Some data
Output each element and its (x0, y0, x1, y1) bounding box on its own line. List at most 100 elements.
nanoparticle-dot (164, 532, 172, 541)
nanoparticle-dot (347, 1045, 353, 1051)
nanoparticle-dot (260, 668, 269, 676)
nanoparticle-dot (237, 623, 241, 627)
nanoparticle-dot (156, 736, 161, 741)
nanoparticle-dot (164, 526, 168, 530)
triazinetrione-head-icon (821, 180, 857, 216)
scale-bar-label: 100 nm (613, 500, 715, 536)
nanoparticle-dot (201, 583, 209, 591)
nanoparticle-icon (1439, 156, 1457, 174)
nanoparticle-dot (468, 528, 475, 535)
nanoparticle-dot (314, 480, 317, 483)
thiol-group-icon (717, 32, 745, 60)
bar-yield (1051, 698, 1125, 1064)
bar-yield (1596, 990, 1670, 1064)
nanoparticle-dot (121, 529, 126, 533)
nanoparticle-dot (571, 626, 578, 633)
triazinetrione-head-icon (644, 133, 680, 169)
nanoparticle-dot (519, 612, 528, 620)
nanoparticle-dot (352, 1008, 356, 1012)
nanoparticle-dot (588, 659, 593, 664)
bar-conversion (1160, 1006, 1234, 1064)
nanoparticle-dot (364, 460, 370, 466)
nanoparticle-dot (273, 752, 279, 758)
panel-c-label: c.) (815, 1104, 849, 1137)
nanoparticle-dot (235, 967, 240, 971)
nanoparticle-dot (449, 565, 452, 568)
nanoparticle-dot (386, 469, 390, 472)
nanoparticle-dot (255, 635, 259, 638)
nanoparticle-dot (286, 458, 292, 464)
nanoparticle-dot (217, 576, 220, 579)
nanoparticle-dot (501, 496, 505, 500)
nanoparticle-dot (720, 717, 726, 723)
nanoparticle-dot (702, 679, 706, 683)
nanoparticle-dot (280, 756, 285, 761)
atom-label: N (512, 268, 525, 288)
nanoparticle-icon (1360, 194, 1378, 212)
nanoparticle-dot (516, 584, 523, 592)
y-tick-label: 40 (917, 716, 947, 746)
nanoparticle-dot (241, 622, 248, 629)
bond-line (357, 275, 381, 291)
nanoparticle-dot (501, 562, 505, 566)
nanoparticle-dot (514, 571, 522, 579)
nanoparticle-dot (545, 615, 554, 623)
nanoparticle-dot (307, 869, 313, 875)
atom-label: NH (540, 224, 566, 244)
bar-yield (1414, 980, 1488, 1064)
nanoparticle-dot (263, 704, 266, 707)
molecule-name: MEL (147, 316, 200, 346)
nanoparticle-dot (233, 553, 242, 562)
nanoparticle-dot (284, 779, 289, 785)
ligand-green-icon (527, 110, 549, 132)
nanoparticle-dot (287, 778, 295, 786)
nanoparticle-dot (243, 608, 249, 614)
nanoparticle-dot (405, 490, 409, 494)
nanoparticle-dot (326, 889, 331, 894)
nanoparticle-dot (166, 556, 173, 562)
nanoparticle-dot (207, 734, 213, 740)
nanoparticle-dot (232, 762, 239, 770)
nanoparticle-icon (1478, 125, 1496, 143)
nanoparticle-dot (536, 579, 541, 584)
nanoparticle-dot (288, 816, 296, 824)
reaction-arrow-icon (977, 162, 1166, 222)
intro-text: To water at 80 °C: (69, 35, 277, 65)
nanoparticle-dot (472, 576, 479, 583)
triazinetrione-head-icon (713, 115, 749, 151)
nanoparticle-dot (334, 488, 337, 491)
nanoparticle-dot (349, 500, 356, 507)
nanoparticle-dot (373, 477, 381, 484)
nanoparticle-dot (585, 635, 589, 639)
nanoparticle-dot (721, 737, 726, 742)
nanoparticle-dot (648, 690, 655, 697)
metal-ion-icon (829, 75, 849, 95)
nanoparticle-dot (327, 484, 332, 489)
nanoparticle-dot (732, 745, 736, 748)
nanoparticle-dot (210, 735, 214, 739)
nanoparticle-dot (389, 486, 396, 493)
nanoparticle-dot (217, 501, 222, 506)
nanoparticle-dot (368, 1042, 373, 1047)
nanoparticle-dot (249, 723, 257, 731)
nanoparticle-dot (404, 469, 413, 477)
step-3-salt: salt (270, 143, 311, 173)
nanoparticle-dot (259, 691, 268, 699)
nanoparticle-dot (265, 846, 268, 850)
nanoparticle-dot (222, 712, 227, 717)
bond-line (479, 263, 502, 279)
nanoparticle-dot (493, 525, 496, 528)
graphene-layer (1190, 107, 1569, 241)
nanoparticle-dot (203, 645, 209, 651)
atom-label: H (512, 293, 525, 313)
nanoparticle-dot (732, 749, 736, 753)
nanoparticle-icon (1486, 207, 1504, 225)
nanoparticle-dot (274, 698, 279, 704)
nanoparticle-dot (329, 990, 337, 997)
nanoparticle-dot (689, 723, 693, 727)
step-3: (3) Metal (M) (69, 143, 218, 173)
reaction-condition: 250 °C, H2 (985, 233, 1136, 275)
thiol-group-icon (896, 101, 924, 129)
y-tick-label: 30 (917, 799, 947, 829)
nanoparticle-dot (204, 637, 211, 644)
--
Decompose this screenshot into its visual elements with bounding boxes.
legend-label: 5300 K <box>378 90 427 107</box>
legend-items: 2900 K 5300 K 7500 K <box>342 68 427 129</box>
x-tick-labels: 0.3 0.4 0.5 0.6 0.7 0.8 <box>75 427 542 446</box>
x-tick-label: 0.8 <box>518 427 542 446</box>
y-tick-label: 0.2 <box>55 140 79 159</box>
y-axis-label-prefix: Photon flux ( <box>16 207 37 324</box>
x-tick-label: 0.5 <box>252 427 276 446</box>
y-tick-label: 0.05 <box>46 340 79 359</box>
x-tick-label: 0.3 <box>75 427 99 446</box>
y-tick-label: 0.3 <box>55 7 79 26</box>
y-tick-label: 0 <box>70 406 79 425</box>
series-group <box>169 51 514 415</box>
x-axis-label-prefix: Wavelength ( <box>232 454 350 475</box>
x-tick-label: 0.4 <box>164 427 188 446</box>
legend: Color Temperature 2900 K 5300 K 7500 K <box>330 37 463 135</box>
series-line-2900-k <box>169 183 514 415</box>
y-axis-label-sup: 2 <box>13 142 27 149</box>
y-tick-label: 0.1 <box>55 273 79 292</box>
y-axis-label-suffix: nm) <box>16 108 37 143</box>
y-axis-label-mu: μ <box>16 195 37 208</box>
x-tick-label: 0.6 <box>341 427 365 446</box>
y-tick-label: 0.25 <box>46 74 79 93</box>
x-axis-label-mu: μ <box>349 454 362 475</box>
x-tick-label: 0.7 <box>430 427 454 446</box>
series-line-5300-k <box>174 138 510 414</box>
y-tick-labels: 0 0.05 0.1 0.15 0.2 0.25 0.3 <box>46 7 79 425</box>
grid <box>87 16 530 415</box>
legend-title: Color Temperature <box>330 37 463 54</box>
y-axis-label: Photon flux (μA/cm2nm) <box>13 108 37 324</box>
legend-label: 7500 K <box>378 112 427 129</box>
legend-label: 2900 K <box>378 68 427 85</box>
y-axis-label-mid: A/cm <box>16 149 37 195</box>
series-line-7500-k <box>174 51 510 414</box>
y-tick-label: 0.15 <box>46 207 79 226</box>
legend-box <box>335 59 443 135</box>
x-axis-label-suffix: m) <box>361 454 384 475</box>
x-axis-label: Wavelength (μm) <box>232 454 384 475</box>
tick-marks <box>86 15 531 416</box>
==
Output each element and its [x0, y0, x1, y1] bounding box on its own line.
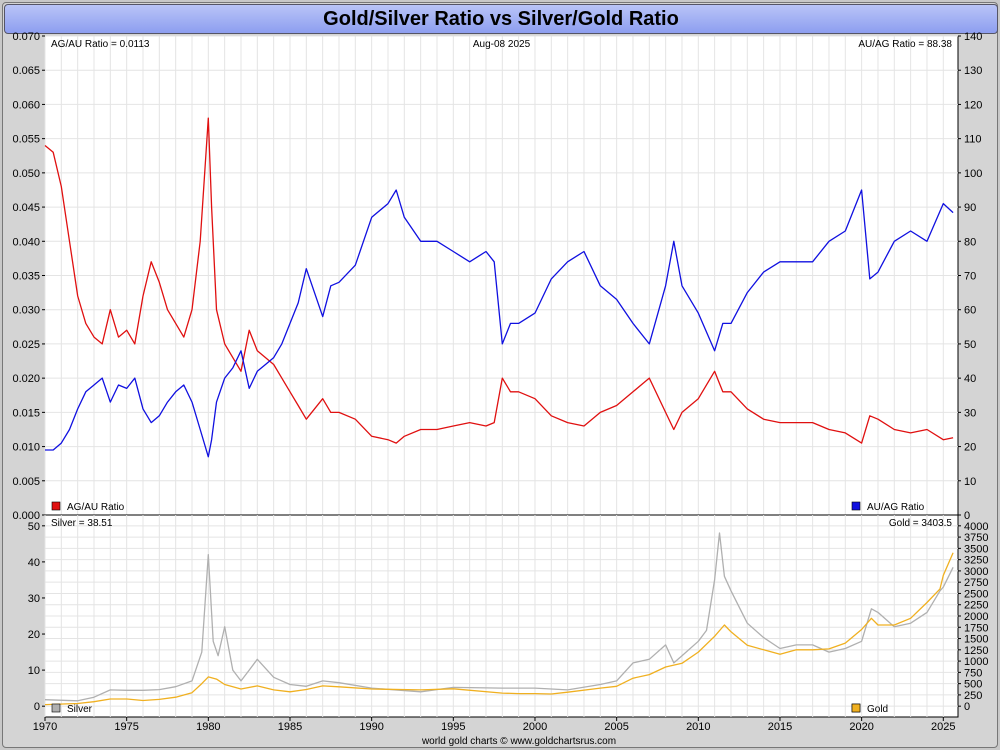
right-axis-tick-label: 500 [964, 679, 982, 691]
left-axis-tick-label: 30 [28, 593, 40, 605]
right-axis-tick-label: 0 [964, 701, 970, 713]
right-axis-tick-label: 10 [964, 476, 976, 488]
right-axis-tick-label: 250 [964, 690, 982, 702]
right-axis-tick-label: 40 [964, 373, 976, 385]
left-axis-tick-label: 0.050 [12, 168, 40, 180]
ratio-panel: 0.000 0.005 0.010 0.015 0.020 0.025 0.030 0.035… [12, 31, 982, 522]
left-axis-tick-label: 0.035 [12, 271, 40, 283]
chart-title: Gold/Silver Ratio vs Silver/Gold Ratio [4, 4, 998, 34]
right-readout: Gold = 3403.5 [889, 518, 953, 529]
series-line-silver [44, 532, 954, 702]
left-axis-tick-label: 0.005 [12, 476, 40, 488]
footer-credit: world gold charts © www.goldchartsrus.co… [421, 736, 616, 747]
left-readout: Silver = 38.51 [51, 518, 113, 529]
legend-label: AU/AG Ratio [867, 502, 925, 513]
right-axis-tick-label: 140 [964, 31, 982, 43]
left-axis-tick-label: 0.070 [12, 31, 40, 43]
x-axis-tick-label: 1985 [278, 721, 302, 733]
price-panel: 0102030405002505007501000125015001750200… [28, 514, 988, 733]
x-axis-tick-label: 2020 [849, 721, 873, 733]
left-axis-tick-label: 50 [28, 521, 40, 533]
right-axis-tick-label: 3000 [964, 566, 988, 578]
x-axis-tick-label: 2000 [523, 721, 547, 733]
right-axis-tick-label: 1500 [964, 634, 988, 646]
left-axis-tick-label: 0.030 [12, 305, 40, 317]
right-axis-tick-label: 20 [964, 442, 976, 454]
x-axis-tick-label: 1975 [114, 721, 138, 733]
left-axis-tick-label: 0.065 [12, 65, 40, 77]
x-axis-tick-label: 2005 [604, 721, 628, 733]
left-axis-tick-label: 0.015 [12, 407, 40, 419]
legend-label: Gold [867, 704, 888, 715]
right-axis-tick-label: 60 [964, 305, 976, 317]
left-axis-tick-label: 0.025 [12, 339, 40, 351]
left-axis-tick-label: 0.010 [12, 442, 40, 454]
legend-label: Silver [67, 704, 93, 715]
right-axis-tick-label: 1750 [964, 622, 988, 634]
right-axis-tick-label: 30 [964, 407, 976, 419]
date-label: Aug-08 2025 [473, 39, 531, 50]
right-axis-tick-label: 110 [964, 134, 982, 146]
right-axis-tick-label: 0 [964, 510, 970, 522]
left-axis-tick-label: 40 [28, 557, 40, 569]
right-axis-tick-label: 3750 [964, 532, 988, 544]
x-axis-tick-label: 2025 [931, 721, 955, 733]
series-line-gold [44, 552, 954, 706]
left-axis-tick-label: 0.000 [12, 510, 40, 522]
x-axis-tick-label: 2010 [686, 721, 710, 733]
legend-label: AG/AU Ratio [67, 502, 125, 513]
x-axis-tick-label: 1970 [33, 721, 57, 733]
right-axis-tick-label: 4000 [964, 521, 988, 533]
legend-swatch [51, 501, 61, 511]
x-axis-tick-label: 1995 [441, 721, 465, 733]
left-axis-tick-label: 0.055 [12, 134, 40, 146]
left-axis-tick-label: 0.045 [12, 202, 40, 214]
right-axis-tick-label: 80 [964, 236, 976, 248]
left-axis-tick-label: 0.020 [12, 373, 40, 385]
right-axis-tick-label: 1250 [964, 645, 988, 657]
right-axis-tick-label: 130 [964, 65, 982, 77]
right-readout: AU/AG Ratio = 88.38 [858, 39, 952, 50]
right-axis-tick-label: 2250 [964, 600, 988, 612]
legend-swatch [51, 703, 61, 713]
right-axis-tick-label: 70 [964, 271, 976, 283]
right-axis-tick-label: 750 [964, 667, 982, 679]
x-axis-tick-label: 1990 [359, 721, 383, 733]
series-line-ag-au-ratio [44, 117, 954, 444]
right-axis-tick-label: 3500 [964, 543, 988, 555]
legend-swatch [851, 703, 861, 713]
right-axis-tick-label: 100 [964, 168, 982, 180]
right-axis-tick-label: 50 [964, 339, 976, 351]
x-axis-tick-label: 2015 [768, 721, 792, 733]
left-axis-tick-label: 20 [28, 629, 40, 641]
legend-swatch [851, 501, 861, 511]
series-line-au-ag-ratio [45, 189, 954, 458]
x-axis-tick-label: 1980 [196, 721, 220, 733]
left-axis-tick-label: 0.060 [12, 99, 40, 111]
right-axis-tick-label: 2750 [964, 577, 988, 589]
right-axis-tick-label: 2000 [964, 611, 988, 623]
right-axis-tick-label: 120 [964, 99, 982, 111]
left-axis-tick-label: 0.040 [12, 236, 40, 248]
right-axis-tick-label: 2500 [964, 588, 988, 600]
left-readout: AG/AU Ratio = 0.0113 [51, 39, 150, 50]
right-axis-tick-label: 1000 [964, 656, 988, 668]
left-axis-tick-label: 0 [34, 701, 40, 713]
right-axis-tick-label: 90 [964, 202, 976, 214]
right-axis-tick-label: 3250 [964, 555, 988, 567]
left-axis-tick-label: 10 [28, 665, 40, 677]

Task requirements – Format the data from the line with "right-axis-tick-label: 500 [964, 679, 982, 691]" up to and including the line with "left-axis-tick-label: 0.030 [12, 305, 40, 317]" as a numbered list, leaving out any blank lines.

Written solution –
1. right-axis-tick-label: 500 [964, 679, 982, 691]
2. left-axis-tick-label: 30 [28, 593, 40, 605]
3. right-axis-tick-label: 0 [964, 701, 970, 713]
4. right-axis-tick-label: 10 [964, 476, 976, 488]
5. right-axis-tick-label: 250 [964, 690, 982, 702]
6. right-axis-tick-label: 40 [964, 373, 976, 385]
7. left-axis-tick-label: 0.050 [12, 168, 40, 180]
8. ratio-panel: 0.000 0.005 0.010 0.015 0.020 0.025 0.030 0.035… [12, 31, 982, 522]
9. left-axis-tick-label: 0.035 [12, 271, 40, 283]
10. chart-title: Gold/Silver Ratio vs Silver/Gold Ratio [4, 4, 998, 34]
11. right-readout: Gold = 3403.5 [889, 518, 953, 529]
12. series-line-silver [44, 532, 954, 702]
13. left-axis-tick-label: 0.005 [12, 476, 40, 488]
14. footer-credit: world gold charts © www.goldchartsrus.co… [421, 736, 616, 747]
15. left-readout: Silver = 38.51 [51, 518, 113, 529]
16. legend-label: AU/AG Ratio [867, 502, 925, 513]
17. right-axis-tick-label: 140 [964, 31, 982, 43]
18. left-axis-tick-label: 0.070 [12, 31, 40, 43]
19. x-axis-tick-label: 1985 [278, 721, 302, 733]
20. price-panel: 0102030405002505007501000125015001750200… [28, 514, 988, 733]
21. x-axis-tick-label: 2020 [849, 721, 873, 733]
22. left-axis-tick-label: 50 [28, 521, 40, 533]
23. right-axis-tick-label: 3000 [964, 566, 988, 578]
24. x-axis-tick-label: 2000 [523, 721, 547, 733]
25. right-axis-tick-label: 1500 [964, 634, 988, 646]
26. left-axis-tick-label: 0.030 [12, 305, 40, 317]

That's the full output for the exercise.